Type out the records that follow, exactly as given.
'''
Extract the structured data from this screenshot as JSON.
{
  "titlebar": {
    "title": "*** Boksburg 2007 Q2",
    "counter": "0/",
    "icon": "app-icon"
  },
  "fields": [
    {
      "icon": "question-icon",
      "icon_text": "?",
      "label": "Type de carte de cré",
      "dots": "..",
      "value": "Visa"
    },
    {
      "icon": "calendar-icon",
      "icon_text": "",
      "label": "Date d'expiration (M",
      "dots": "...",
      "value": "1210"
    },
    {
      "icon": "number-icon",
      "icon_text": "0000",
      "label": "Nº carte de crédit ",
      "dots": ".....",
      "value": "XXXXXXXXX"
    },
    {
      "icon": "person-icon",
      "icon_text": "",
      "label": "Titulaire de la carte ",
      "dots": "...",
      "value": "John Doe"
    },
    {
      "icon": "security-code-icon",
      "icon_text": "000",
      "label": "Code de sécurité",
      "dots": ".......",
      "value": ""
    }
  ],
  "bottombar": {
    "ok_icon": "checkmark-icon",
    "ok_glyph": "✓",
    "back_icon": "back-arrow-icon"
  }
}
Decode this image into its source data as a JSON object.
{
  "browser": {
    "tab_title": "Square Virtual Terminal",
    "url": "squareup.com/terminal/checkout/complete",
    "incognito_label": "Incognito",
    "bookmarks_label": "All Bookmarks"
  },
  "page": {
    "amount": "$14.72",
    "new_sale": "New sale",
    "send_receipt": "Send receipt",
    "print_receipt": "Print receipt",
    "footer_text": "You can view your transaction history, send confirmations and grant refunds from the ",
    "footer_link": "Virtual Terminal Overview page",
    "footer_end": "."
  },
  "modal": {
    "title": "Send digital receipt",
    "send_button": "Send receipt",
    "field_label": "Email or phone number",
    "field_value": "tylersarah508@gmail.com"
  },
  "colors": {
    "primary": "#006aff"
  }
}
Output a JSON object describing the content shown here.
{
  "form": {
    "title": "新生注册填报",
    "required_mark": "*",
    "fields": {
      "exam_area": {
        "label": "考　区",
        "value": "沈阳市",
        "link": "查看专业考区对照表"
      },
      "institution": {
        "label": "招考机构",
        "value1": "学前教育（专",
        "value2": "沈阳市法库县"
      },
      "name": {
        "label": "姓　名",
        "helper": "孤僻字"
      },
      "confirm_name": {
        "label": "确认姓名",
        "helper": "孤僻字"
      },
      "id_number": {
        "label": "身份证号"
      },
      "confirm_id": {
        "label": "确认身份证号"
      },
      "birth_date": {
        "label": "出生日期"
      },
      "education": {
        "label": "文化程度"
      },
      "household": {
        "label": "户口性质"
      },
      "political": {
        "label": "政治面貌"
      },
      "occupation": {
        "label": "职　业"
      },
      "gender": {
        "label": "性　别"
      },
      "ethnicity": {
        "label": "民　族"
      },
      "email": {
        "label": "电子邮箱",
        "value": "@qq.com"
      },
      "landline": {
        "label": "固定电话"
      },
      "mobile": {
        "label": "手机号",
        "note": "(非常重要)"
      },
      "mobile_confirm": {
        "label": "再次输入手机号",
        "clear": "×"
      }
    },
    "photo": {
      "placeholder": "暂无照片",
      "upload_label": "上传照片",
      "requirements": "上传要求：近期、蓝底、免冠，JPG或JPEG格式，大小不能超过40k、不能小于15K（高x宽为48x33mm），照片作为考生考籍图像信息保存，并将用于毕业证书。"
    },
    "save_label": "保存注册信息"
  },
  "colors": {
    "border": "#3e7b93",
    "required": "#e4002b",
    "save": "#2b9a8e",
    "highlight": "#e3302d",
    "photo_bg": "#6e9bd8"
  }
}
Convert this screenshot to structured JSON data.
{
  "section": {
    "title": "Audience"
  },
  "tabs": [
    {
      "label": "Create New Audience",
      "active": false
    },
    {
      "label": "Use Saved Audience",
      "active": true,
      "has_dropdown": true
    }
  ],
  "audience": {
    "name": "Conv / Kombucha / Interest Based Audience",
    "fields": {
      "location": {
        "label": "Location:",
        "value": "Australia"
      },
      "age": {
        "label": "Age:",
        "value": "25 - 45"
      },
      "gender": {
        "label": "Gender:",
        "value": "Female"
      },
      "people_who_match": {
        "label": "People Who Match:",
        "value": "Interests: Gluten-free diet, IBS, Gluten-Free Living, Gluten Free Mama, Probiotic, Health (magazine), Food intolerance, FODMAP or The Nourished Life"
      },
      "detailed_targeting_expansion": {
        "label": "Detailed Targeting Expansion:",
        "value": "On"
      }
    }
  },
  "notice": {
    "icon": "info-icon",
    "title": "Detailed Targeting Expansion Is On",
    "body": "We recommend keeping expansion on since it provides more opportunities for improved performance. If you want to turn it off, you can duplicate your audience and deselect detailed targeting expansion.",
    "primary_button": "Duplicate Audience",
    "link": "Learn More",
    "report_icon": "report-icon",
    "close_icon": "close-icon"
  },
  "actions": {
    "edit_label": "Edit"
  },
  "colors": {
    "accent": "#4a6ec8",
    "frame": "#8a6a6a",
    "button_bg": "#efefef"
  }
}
'''
Completed exercise:
Extract the structured data from this screenshot as JSON.
{
  "titlebar": {
    "title": "*** Boksburg 2007 Q2",
    "counter": "0/",
    "icon": "app-icon"
  },
  "fields": [
    {
      "icon": "question-icon",
      "icon_text": "?",
      "label": "Type de carte de cré",
      "dots": "..",
      "value": "Visa"
    },
    {
      "icon": "calendar-icon",
      "icon_text": "",
      "label": "Date d'expiration (M",
      "dots": "...",
      "value": "1210"
    },
    {
      "icon": "number-icon",
      "icon_text": "0000",
      "label": "Nº carte de crédit ",
      "dots": ".....",
      "value": "XXXXXXXXX"
    },
    {
      "icon": "person-icon",
      "icon_text": "",
      "label": "Titulaire de la carte ",
      "dots": "...",
      "value": "John Doe"
    },
    {
      "icon": "security-code-icon",
      "icon_text": "000",
      "label": "Code de sécurité",
      "dots": ".......",
      "value": ""
    }
  ],
  "bottombar": {
    "ok_icon": "checkmark-icon",
    "ok_glyph": "✓",
    "back_icon": "back-arrow-icon"
  }
}
Decode this image into its source data as a JSON object.
{
  "browser": {
    "tab_title": "Square Virtual Terminal",
    "url": "squareup.com/terminal/checkout/complete",
    "incognito_label": "Incognito",
    "bookmarks_label": "All Bookmarks"
  },
  "page": {
    "amount": "$14.72",
    "new_sale": "New sale",
    "send_receipt": "Send receipt",
    "print_receipt": "Print receipt",
    "footer_text": "You can view your transaction history, send confirmations and grant refunds from the ",
    "footer_link": "Virtual Terminal Overview page",
    "footer_end": "."
  },
  "modal": {
    "title": "Send digital receipt",
    "send_button": "Send receipt",
    "field_label": "Email or phone number",
    "field_value": "tylersarah508@gmail.com"
  },
  "colors": {
    "primary": "#006aff"
  }
}
Output a JSON object describing the content shown here.
{
  "form": {
    "title": "新生注册填报",
    "required_mark": "*",
    "fields": {
      "exam_area": {
        "label": "考　区",
        "value": "沈阳市",
        "link": "查看专业考区对照表"
      },
      "institution": {
        "label": "招考机构",
        "value1": "学前教育（专",
        "value2": "沈阳市法库县"
      },
      "name": {
        "label": "姓　名",
        "helper": "孤僻字"
      },
      "confirm_name": {
        "label": "确认姓名",
        "helper": "孤僻字"
      },
      "id_number": {
        "label": "身份证号"
      },
      "confirm_id": {
        "label": "确认身份证号"
      },
      "birth_date": {
        "label": "出生日期"
      },
      "education": {
        "label": "文化程度"
      },
      "household": {
        "label": "户口性质"
      },
      "political": {
        "label": "政治面貌"
      },
      "occupation": {
        "label": "职　业"
      },
      "gender": {
        "label": "性　别"
      },
      "ethnicity": {
        "label": "民　族"
      },
      "email": {
        "label": "电子邮箱",
        "value": "@qq.com"
      },
      "landline": {
        "label": "固定电话"
      },
      "mobile": {
        "label": "手机号",
        "note": "(非常重要)"
      },
      "mobile_confirm": {
        "label": "再次输入手机号",
        "clear": "×"
      }
    },
    "photo": {
      "placeholder": "暂无照片",
      "upload_label": "上传照片",
      "requirements": "上传要求：近期、蓝底、免冠，JPG或JPEG格式，大小不能超过40k、不能小于15K（高x宽为48x33mm），照片作为考生考籍图像信息保存，并将用于毕业证书。"
    },
    "save_label": "保存注册信息"
  },
  "colors": {
    "border": "#3e7b93",
    "required": "#e4002b",
    "save": "#2b9a8e",
    "highlight": "#e3302d",
    "photo_bg": "#6e9bd8"
  }
}
Convert this screenshot to structured JSON data.
{
  "section": {
    "title": "Audience"
  },
  "tabs": [
    {
      "label": "Create New Audience",
      "active": false
    },
    {
      "label": "Use Saved Audience",
      "active": true,
      "has_dropdown": true
    }
  ],
  "audience": {
    "name": "Conv / Kombucha / Interest Based Audience",
    "fields": {
      "location": {
        "label": "Location:",
        "value": "Australia"
      },
      "age": {
        "label": "Age:",
        "value": "25 - 45"
      },
      "gender": {
        "label": "Gender:",
        "value": "Female"
      },
      "people_who_match": {
        "label": "People Who Match:",
        "value": "Interests: Gluten-free diet, IBS, Gluten-Free Living, Gluten Free Mama, Probiotic, Health (magazine), Food intolerance, FODMAP or The Nourished Life"
      },
      "detailed_targeting_expansion": {
        "label": "Detailed Targeting Expansion:",
        "value": "On"
      }
    }
  },
  "notice": {
    "icon": "info-icon",
    "title": "Detailed Targeting Expansion Is On",
    "body": "We recommend keeping expansion on since it provides more opportunities for improved performance. If you want to turn it off, you can duplicate your audience and deselect detailed targeting expansion.",
    "primary_button": "Duplicate Audience",
    "link": "Learn More",
    "report_icon": "report-icon",
    "close_icon": "close-icon"
  },
  "actions": {
    "edit_label": "Edit"
  },
  "colors": {
    "accent": "#4a6ec8",
    "frame": "#8a6a6a",
    "button_bg": "#efefef"
  }
}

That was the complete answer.